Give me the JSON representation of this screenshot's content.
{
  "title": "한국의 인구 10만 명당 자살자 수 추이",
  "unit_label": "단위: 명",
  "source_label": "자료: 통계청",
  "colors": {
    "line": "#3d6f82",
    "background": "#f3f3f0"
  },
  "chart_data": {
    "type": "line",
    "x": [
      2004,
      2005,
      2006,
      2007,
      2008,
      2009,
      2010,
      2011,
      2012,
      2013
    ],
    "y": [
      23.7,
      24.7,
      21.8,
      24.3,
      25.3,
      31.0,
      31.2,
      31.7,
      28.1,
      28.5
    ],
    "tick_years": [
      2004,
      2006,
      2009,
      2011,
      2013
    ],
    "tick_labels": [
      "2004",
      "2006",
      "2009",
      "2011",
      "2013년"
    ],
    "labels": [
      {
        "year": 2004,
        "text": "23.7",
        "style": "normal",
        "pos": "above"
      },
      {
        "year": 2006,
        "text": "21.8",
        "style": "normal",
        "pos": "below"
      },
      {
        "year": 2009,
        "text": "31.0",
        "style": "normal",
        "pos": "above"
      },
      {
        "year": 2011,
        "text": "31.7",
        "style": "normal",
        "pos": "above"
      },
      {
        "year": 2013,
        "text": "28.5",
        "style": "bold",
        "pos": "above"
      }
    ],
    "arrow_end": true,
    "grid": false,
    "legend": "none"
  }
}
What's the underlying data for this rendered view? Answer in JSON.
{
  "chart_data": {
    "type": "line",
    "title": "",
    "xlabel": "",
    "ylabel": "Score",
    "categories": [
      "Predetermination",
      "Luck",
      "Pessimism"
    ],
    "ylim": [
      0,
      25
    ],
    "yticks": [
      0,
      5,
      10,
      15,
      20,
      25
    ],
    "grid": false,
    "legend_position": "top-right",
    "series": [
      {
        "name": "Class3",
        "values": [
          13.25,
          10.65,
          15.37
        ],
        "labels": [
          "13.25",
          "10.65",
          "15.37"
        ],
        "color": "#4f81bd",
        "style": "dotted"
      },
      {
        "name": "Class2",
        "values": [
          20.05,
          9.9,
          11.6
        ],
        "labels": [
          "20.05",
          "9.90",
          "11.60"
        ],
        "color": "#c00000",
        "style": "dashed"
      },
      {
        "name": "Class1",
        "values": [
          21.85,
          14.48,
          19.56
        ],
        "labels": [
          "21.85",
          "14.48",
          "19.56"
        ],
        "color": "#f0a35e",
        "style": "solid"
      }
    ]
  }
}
====================
Retype the material above, line by line, exactly.

→ REPLY TO THE TASK:
Give me the JSON representation of this screenshot's content.
{
  "title": "한국의 인구 10만 명당 자살자 수 추이",
  "unit_label": "단위: 명",
  "source_label": "자료: 통계청",
  "colors": {
    "line": "#3d6f82",
    "background": "#f3f3f0"
  },
  "chart_data": {
    "type": "line",
    "x": [
      2004,
      2005,
      2006,
      2007,
      2008,
      2009,
      2010,
      2011,
      2012,
      2013
    ],
    "y": [
      23.7,
      24.7,
      21.8,
      24.3,
      25.3,
      31.0,
      31.2,
      31.7,
      28.1,
      28.5
    ],
    "tick_years": [
      2004,
      2006,
      2009,
      2011,
      2013
    ],
    "tick_labels": [
      "2004",
      "2006",
      "2009",
      "2011",
      "2013년"
    ],
    "labels": [
      {
        "year": 2004,
        "text": "23.7",
        "style": "normal",
        "pos": "above"
      },
      {
        "year": 2006,
        "text": "21.8",
        "style": "normal",
        "pos": "below"
      },
      {
        "year": 2009,
        "text": "31.0",
        "style": "normal",
        "pos": "above"
      },
      {
        "year": 2011,
        "text": "31.7",
        "style": "normal",
        "pos": "above"
      },
      {
        "year": 2013,
        "text": "28.5",
        "style": "bold",
        "pos": "above"
      }
    ],
    "arrow_end": true,
    "grid": false,
    "legend": "none"
  }
}
What's the underlying data for this rendered view? Answer in JSON.
{
  "chart_data": {
    "type": "line",
    "title": "",
    "xlabel": "",
    "ylabel": "Score",
    "categories": [
      "Predetermination",
      "Luck",
      "Pessimism"
    ],
    "ylim": [
      0,
      25
    ],
    "yticks": [
      0,
      5,
      10,
      15,
      20,
      25
    ],
    "grid": false,
    "legend_position": "top-right",
    "series": [
      {
        "name": "Class3",
        "values": [
          13.25,
          10.65,
          15.37
        ],
        "labels": [
          "13.25",
          "10.65",
          "15.37"
        ],
        "color": "#4f81bd",
        "style": "dotted"
      },
      {
        "name": "Class2",
        "values": [
          20.05,
          9.9,
          11.6
        ],
        "labels": [
          "20.05",
          "9.90",
          "11.60"
        ],
        "color": "#c00000",
        "style": "dashed"
      },
      {
        "name": "Class1",
        "values": [
          21.85,
          14.48,
          19.56
        ],
        "labels": [
          "21.85",
          "14.48",
          "19.56"
        ],
        "color": "#f0a35e",
        "style": "solid"
      }
    ]
  }
}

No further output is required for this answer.